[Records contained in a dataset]
** BEGIN **
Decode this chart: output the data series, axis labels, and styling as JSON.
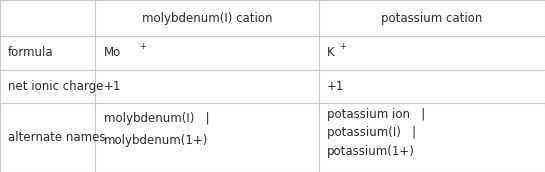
{
  "background_color": "#f5f5f5",
  "table_bg": "#ffffff",
  "border_color": "#c8c8c8",
  "text_color": "#2b2b2b",
  "header_row": [
    "",
    "molybdenum(I) cation",
    "potassium cation"
  ],
  "col_starts": [
    0.0,
    0.175,
    0.585
  ],
  "col_ends": [
    0.175,
    0.585,
    1.0
  ],
  "row_tops": [
    1.0,
    0.79,
    0.595,
    0.4,
    0.0
  ],
  "font_size": 8.5,
  "rows": [
    {
      "label": "formula",
      "col1_main": "Mo",
      "col1_sup": "+",
      "col2_main": "K",
      "col2_sup": "+"
    },
    {
      "label": "net ionic charge",
      "col1": "+1",
      "col2": "+1"
    },
    {
      "label": "alternate names",
      "col1_lines": [
        "molybdenum(I)   |",
        "molybdenum(1+)"
      ],
      "col2_lines": [
        "potassium ion   |",
        "potassium(I)   |",
        "potassium(1+)"
      ]
    }
  ]
}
** END **
## The exercise
From the entries above, copy every line containing the word "potassium".

## Solution
    "potassium cation"
        "potassium ion   |",
        "potassium(I)   |",
        "potassium(1+)"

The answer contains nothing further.